§ **Exercise**
Return all entries precisely as they stand, without the images.

== Exercise input

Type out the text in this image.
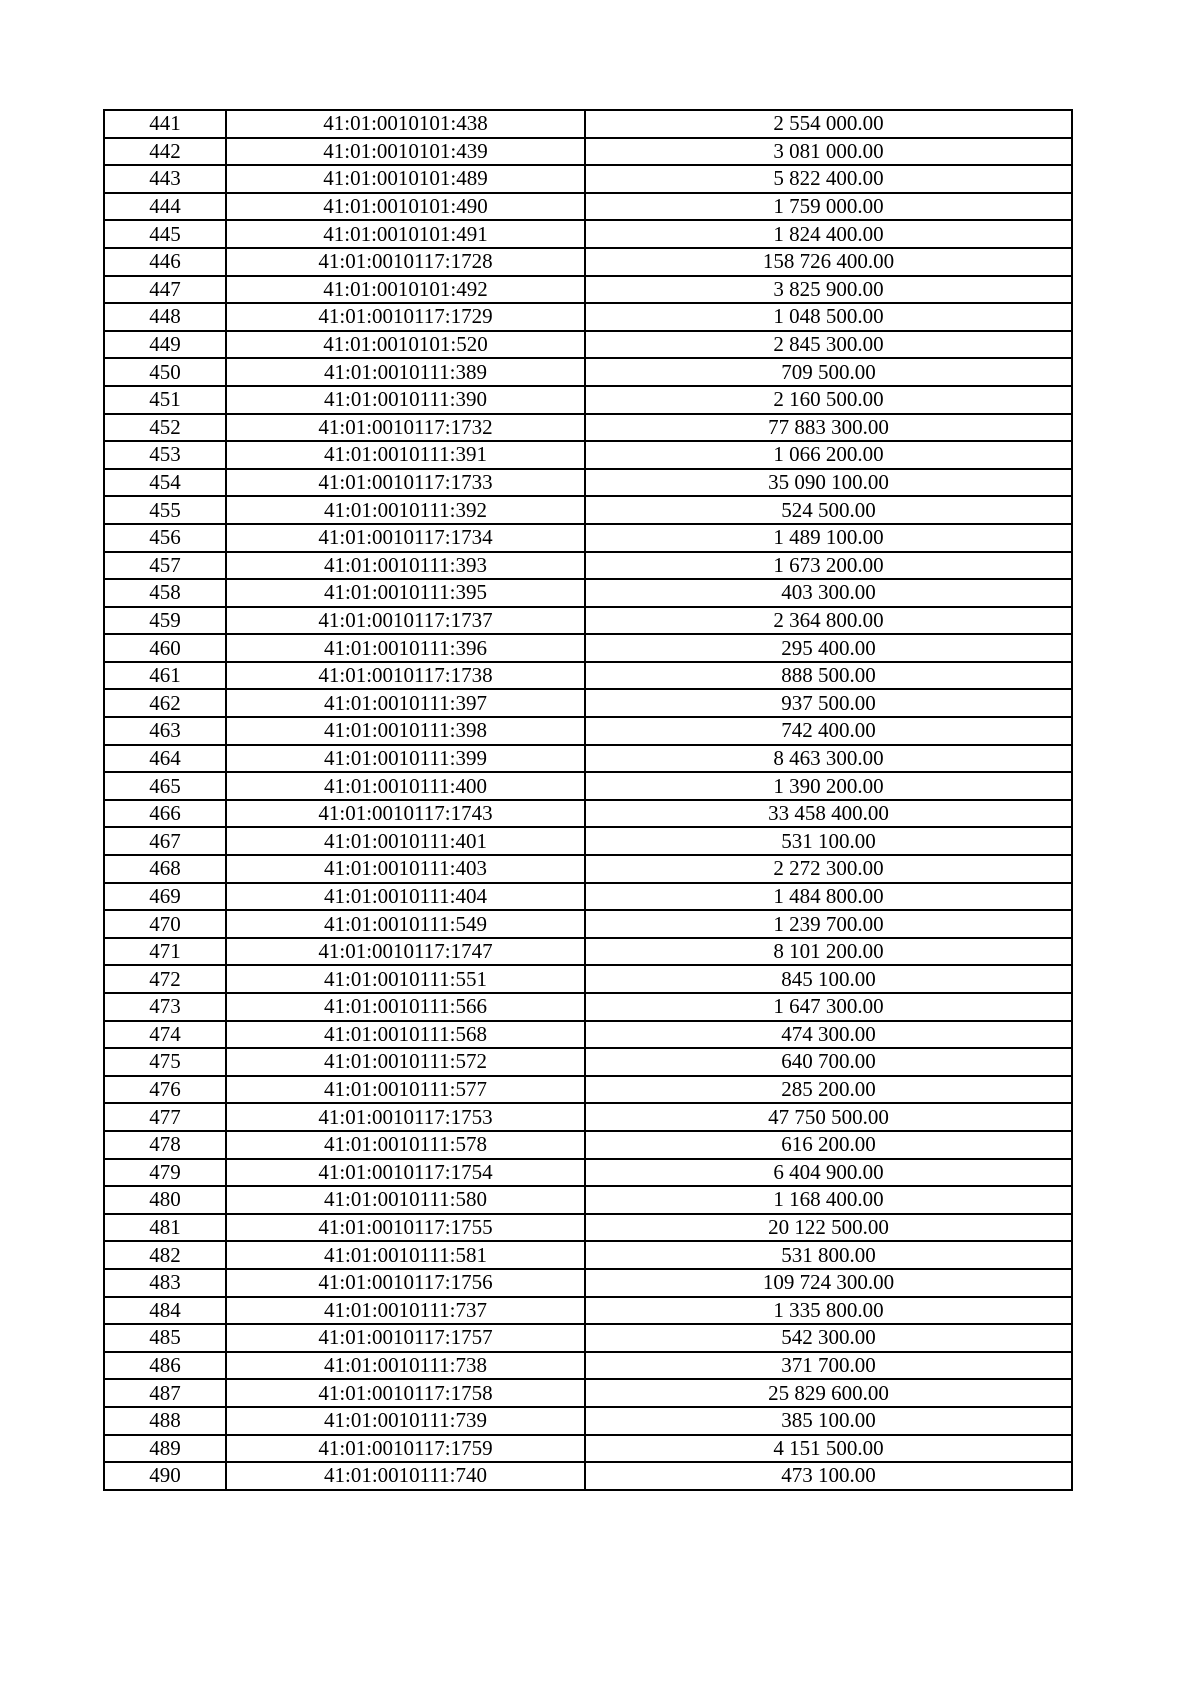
441	41:01:0010101:438	2 554 000.00
442	41:01:0010101:439	3 081 000.00
443	41:01:0010101:489	5 822 400.00
444	41:01:0010101:490	1 759 000.00
445	41:01:0010101:491	1 824 400.00
446	41:01:0010117:1728	158 726 400.00
447	41:01:0010101:492	3 825 900.00
448	41:01:0010117:1729	1 048 500.00
449	41:01:0010101:520	2 845 300.00
450	41:01:0010111:389	709 500.00
451	41:01:0010111:390	2 160 500.00
452	41:01:0010117:1732	77 883 300.00
453	41:01:0010111:391	1 066 200.00
454	41:01:0010117:1733	35 090 100.00
455	41:01:0010111:392	524 500.00
456	41:01:0010117:1734	1 489 100.00
457	41:01:0010111:393	1 673 200.00
458	41:01:0010111:395	403 300.00
459	41:01:0010117:1737	2 364 800.00
460	41:01:0010111:396	295 400.00
461	41:01:0010117:1738	888 500.00
462	41:01:0010111:397	937 500.00
463	41:01:0010111:398	742 400.00
464	41:01:0010111:399	8 463 300.00
465	41:01:0010111:400	1 390 200.00
466	41:01:0010117:1743	33 458 400.00
467	41:01:0010111:401	531 100.00
468	41:01:0010111:403	2 272 300.00
469	41:01:0010111:404	1 484 800.00
470	41:01:0010111:549	1 239 700.00
471	41:01:0010117:1747	8 101 200.00
472	41:01:0010111:551	845 100.00
473	41:01:0010111:566	1 647 300.00
474	41:01:0010111:568	474 300.00
475	41:01:0010111:572	640 700.00
476	41:01:0010111:577	285 200.00
477	41:01:0010117:1753	47 750 500.00
478	41:01:0010111:578	616 200.00
479	41:01:0010117:1754	6 404 900.00
480	41:01:0010111:580	1 168 400.00
481	41:01:0010117:1755	20 122 500.00
482	41:01:0010111:581	531 800.00
483	41:01:0010117:1756	109 724 300.00
484	41:01:0010111:737	1 335 800.00
485	41:01:0010117:1757	542 300.00
486	41:01:0010111:738	371 700.00
487	41:01:0010117:1758	25 829 600.00
488	41:01:0010111:739	385 100.00
489	41:01:0010117:1759	4 151 500.00
490	41:01:0010111:740	473 100.00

====

§ **Output of the task**
Type out the text in this image.
441	41:01:0010101:438	2 554 000.00
442	41:01:0010101:439	3 081 000.00
443	41:01:0010101:489	5 822 400.00
444	41:01:0010101:490	1 759 000.00
445	41:01:0010101:491	1 824 400.00
446	41:01:0010117:1728	158 726 400.00
447	41:01:0010101:492	3 825 900.00
448	41:01:0010117:1729	1 048 500.00
449	41:01:0010101:520	2 845 300.00
450	41:01:0010111:389	709 500.00
451	41:01:0010111:390	2 160 500.00
452	41:01:0010117:1732	77 883 300.00
453	41:01:0010111:391	1 066 200.00
454	41:01:0010117:1733	35 090 100.00
455	41:01:0010111:392	524 500.00
456	41:01:0010117:1734	1 489 100.00
457	41:01:0010111:393	1 673 200.00
458	41:01:0010111:395	403 300.00
459	41:01:0010117:1737	2 364 800.00
460	41:01:0010111:396	295 400.00
461	41:01:0010117:1738	888 500.00
462	41:01:0010111:397	937 500.00
463	41:01:0010111:398	742 400.00
464	41:01:0010111:399	8 463 300.00
465	41:01:0010111:400	1 390 200.00
466	41:01:0010117:1743	33 458 400.00
467	41:01:0010111:401	531 100.00
468	41:01:0010111:403	2 272 300.00
469	41:01:0010111:404	1 484 800.00
470	41:01:0010111:549	1 239 700.00
471	41:01:0010117:1747	8 101 200.00
472	41:01:0010111:551	845 100.00
473	41:01:0010111:566	1 647 300.00
474	41:01:0010111:568	474 300.00
475	41:01:0010111:572	640 700.00
476	41:01:0010111:577	285 200.00
477	41:01:0010117:1753	47 750 500.00
478	41:01:0010111:578	616 200.00
479	41:01:0010117:1754	6 404 900.00
480	41:01:0010111:580	1 168 400.00
481	41:01:0010117:1755	20 122 500.00
482	41:01:0010111:581	531 800.00
483	41:01:0010117:1756	109 724 300.00
484	41:01:0010111:737	1 335 800.00
485	41:01:0010117:1757	542 300.00
486	41:01:0010111:738	371 700.00
487	41:01:0010117:1758	25 829 600.00
488	41:01:0010111:739	385 100.00
489	41:01:0010117:1759	4 151 500.00
490	41:01:0010111:740	473 100.00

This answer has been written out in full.